EXERCISE: Reproduce each line bearing the word "منده".

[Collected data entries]
· · · · ·
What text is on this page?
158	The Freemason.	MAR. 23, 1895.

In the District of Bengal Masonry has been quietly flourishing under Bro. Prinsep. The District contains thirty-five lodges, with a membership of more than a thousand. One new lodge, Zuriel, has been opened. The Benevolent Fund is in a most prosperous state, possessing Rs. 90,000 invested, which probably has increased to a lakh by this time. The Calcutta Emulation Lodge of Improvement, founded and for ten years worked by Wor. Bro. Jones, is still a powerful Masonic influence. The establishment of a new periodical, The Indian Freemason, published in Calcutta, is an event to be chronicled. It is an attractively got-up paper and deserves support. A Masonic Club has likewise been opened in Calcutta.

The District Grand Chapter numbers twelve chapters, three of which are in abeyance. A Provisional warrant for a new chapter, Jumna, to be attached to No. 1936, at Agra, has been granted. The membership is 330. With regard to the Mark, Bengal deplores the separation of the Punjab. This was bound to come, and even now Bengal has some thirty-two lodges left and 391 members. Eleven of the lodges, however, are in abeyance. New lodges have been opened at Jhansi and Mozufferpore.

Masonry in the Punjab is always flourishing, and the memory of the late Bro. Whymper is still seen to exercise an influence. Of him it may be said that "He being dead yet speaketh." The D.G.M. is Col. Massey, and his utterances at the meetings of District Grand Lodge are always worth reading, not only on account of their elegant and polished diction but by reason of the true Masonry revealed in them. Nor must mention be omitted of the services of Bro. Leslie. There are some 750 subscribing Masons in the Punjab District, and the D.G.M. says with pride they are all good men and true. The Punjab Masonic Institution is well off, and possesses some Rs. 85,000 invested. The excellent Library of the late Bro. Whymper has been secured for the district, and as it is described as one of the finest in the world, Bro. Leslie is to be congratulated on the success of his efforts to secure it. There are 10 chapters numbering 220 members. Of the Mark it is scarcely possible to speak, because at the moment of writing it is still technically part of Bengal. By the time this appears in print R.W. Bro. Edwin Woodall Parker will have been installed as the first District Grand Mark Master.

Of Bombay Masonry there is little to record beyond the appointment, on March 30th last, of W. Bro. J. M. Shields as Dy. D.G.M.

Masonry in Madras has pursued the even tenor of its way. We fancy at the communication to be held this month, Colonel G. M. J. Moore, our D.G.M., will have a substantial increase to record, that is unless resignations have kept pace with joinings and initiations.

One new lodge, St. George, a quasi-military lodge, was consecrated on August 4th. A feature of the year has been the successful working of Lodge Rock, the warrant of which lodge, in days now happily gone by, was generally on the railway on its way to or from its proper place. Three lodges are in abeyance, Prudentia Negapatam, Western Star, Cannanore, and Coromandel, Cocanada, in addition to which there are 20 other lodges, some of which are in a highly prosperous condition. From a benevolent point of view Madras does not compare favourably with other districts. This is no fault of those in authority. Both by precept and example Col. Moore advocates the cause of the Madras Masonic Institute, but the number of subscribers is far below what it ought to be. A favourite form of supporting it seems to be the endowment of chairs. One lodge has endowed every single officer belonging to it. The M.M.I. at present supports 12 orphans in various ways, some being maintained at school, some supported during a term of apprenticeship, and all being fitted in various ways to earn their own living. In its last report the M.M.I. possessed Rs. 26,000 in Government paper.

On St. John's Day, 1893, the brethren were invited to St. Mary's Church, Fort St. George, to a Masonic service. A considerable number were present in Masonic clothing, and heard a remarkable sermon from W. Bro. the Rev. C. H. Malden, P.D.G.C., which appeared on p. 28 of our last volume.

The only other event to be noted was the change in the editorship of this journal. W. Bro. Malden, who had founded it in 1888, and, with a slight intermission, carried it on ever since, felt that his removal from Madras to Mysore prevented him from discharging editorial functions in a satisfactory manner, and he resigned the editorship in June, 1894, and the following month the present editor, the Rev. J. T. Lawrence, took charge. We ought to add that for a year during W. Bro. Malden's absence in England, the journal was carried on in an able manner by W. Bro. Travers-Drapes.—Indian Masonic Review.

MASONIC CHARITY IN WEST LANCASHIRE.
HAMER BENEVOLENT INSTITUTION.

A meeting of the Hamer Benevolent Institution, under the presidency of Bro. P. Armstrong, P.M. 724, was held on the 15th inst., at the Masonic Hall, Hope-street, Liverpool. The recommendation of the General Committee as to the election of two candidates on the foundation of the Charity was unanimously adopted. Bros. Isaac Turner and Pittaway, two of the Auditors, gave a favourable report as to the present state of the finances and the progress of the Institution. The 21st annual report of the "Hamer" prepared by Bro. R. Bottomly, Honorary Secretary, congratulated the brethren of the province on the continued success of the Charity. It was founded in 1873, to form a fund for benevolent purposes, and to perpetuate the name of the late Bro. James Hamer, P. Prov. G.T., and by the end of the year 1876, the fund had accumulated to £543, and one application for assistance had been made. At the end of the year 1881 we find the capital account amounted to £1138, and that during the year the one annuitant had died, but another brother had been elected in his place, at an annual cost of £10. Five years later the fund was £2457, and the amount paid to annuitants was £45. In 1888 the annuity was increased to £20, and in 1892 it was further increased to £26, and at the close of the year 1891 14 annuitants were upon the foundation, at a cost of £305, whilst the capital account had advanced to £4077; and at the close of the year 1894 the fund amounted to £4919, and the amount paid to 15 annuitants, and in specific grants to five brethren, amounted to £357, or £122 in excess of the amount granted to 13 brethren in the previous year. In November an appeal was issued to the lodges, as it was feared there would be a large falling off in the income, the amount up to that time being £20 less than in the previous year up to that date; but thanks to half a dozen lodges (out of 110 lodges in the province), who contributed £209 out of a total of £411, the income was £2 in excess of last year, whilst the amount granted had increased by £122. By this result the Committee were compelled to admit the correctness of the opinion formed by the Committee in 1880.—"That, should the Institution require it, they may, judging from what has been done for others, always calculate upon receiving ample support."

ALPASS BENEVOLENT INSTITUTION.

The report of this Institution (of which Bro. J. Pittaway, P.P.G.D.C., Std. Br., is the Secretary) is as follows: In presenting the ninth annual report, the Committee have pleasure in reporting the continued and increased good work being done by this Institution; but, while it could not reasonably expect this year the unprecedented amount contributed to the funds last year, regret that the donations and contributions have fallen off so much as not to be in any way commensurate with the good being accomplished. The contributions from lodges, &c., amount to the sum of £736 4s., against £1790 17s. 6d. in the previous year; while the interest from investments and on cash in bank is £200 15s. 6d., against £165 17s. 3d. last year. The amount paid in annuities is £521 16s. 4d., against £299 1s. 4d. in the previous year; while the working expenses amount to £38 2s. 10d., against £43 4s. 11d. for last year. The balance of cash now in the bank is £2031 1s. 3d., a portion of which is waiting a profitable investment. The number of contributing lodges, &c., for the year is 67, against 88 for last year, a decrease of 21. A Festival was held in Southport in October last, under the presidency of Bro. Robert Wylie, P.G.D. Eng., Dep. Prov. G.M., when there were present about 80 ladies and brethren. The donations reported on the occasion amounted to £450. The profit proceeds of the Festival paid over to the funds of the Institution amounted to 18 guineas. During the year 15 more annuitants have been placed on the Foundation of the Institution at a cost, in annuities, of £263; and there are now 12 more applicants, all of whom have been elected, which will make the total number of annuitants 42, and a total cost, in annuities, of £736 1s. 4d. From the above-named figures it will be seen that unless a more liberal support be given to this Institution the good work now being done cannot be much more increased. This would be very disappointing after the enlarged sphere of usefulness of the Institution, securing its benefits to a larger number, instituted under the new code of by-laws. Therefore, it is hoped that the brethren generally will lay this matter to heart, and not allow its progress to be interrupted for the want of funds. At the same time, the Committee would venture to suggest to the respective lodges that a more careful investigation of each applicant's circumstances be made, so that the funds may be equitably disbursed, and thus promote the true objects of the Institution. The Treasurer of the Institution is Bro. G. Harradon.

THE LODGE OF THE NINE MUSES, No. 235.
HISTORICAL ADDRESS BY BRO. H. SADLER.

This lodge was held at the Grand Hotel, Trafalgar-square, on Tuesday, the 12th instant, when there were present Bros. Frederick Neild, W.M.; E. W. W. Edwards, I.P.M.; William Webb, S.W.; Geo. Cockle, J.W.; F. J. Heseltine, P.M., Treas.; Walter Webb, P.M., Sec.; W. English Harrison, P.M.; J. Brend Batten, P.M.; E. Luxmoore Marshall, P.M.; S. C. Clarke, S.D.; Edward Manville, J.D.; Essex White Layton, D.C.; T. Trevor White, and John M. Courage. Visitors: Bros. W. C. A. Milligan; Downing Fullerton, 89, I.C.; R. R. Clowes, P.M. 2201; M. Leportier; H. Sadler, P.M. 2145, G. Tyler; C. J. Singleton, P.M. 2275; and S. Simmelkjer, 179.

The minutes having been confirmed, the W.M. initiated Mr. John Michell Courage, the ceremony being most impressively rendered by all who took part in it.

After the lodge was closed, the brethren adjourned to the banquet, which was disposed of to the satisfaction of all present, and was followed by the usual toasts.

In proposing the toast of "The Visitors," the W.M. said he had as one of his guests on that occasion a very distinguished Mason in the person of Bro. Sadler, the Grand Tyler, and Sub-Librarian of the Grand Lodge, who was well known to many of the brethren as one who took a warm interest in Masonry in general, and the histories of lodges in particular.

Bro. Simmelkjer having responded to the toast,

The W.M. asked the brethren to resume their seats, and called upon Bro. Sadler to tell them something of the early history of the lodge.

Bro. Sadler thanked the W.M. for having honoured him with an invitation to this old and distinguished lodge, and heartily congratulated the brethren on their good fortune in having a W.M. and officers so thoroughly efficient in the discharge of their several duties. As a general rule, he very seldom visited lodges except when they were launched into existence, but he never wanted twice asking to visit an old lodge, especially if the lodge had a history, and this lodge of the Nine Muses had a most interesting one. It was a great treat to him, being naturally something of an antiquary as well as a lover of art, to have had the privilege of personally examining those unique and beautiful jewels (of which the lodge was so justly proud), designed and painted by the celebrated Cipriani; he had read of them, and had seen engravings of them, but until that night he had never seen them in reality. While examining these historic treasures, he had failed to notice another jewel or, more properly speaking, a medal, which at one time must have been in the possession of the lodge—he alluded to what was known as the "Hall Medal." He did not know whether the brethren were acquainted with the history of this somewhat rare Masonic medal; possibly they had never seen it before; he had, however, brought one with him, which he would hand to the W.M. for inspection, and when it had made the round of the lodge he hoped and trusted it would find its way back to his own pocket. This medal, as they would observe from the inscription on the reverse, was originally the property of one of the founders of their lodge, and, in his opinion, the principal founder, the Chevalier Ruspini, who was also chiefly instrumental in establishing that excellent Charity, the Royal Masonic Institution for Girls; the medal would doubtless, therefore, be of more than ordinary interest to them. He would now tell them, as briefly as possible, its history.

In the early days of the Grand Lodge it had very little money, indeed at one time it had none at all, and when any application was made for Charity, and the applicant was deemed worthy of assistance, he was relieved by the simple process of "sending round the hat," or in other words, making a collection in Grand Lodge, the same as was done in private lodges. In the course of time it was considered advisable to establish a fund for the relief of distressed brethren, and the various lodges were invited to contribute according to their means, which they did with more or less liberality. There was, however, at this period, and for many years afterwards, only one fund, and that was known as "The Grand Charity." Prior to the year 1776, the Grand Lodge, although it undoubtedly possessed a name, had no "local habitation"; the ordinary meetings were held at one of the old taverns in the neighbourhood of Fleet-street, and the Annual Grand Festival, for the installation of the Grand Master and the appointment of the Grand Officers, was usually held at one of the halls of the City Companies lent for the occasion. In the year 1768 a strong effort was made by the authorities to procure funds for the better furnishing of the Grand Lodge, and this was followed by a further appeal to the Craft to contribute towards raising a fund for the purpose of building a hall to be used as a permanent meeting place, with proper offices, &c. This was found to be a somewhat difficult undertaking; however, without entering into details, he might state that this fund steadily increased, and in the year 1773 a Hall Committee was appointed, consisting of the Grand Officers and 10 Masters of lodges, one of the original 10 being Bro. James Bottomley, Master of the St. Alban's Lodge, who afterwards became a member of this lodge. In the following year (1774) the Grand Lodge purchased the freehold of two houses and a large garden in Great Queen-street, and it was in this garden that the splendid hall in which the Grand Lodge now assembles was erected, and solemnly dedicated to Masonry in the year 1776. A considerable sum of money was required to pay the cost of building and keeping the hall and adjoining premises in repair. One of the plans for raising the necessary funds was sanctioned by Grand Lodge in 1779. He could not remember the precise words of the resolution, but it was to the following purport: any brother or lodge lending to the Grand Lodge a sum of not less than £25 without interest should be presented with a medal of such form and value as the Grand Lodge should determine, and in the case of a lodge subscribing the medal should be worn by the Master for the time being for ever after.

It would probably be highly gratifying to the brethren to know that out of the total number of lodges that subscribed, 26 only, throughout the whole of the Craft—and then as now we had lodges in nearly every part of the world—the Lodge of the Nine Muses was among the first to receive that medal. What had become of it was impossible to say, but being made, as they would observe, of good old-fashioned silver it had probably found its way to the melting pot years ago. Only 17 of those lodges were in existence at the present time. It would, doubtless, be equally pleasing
· · · · ·
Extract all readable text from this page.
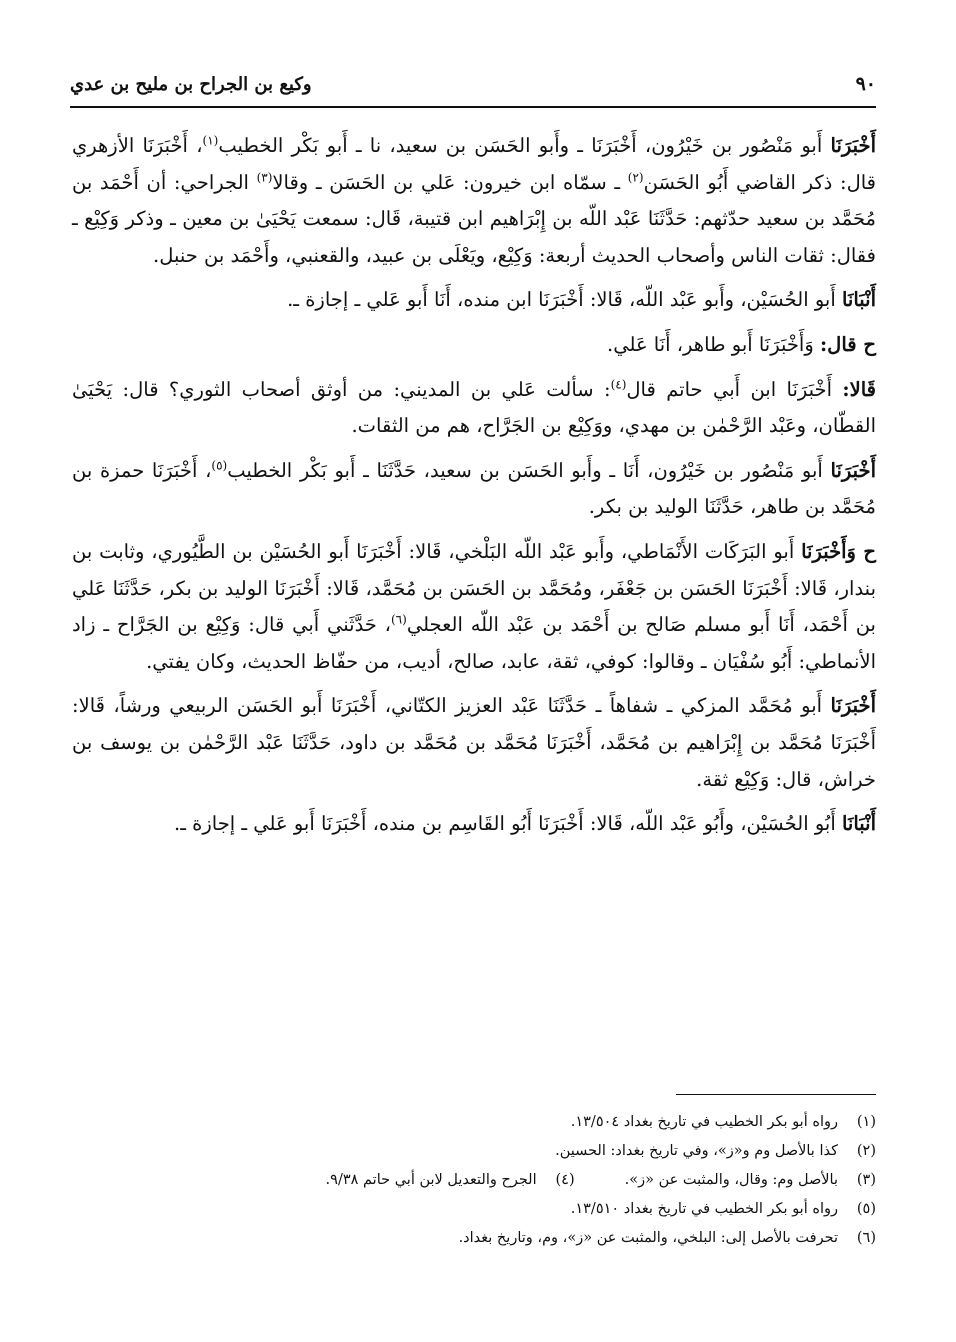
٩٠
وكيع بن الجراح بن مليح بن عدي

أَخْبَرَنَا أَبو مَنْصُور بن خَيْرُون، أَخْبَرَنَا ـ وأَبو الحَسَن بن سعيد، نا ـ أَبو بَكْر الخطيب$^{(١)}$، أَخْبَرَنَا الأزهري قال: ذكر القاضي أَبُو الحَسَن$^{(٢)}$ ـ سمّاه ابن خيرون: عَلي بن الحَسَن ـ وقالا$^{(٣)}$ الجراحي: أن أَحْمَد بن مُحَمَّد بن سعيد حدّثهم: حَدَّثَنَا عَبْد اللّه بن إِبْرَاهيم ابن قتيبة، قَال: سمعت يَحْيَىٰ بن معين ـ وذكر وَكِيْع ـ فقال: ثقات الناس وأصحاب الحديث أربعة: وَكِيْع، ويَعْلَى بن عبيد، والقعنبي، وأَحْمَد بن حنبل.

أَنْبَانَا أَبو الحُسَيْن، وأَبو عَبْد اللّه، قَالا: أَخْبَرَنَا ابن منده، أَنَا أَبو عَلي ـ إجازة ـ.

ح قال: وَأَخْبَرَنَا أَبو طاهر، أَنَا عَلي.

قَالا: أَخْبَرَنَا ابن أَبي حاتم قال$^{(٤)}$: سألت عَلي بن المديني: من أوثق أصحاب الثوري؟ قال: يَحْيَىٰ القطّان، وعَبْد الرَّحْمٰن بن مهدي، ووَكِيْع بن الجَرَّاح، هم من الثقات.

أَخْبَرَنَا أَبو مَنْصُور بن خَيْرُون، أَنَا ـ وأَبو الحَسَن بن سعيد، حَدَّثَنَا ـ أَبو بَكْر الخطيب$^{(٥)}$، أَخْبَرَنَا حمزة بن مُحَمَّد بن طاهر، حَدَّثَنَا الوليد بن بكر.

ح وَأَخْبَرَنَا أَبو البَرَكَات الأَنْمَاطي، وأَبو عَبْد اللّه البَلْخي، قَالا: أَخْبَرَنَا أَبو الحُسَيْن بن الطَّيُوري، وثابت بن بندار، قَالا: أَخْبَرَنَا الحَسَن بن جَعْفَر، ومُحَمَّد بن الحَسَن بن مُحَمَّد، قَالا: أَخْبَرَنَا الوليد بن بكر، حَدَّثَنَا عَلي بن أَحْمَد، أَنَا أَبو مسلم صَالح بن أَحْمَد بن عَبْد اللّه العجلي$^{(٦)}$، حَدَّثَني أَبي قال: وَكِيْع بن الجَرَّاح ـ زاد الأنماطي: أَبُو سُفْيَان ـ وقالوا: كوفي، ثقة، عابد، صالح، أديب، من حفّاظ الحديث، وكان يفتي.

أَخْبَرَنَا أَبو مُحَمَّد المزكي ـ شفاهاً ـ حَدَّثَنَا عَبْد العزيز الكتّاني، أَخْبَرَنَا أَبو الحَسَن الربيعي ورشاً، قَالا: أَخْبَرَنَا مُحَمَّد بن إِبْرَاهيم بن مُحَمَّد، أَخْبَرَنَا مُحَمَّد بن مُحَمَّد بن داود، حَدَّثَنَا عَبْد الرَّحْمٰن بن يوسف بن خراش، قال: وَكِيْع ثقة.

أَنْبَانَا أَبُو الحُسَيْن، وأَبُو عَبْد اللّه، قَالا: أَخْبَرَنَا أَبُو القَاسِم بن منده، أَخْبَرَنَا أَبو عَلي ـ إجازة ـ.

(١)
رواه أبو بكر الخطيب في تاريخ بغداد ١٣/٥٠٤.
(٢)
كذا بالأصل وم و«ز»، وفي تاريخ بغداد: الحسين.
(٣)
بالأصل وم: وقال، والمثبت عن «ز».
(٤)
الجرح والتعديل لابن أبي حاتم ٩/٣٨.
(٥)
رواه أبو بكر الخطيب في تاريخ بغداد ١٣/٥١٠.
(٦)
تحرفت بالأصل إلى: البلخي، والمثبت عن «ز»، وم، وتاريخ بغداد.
· · · · ·
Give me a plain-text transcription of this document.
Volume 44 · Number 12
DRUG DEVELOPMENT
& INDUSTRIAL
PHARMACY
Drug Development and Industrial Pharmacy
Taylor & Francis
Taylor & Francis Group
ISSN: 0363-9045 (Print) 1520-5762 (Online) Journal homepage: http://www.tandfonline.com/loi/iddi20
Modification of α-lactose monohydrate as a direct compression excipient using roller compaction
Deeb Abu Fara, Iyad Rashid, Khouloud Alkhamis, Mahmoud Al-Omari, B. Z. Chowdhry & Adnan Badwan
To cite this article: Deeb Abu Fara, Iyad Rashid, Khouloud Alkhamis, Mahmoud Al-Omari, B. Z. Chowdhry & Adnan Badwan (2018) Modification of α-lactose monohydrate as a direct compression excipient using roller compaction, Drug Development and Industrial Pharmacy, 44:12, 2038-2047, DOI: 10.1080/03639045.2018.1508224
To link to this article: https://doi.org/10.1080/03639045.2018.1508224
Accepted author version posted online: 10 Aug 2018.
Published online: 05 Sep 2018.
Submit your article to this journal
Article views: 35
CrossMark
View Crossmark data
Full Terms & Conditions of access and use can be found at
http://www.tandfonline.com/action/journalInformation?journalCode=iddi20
· · · · ·
CORRECT OUTPUT:
أَنْبَانَا أَبو الحُسَيْن، وأَبو عَبْد اللّه، قَالا: أَخْبَرَنَا ابن منده، أَنَا أَبو عَلي ـ إجازة ـ.
أَنْبَانَا أَبُو الحُسَيْن، وأَبُو عَبْد اللّه، قَالا: أَخْبَرَنَا أَبُو القَاسِم بن منده، أَخْبَرَنَا أَبو عَلي ـ إجازة ـ.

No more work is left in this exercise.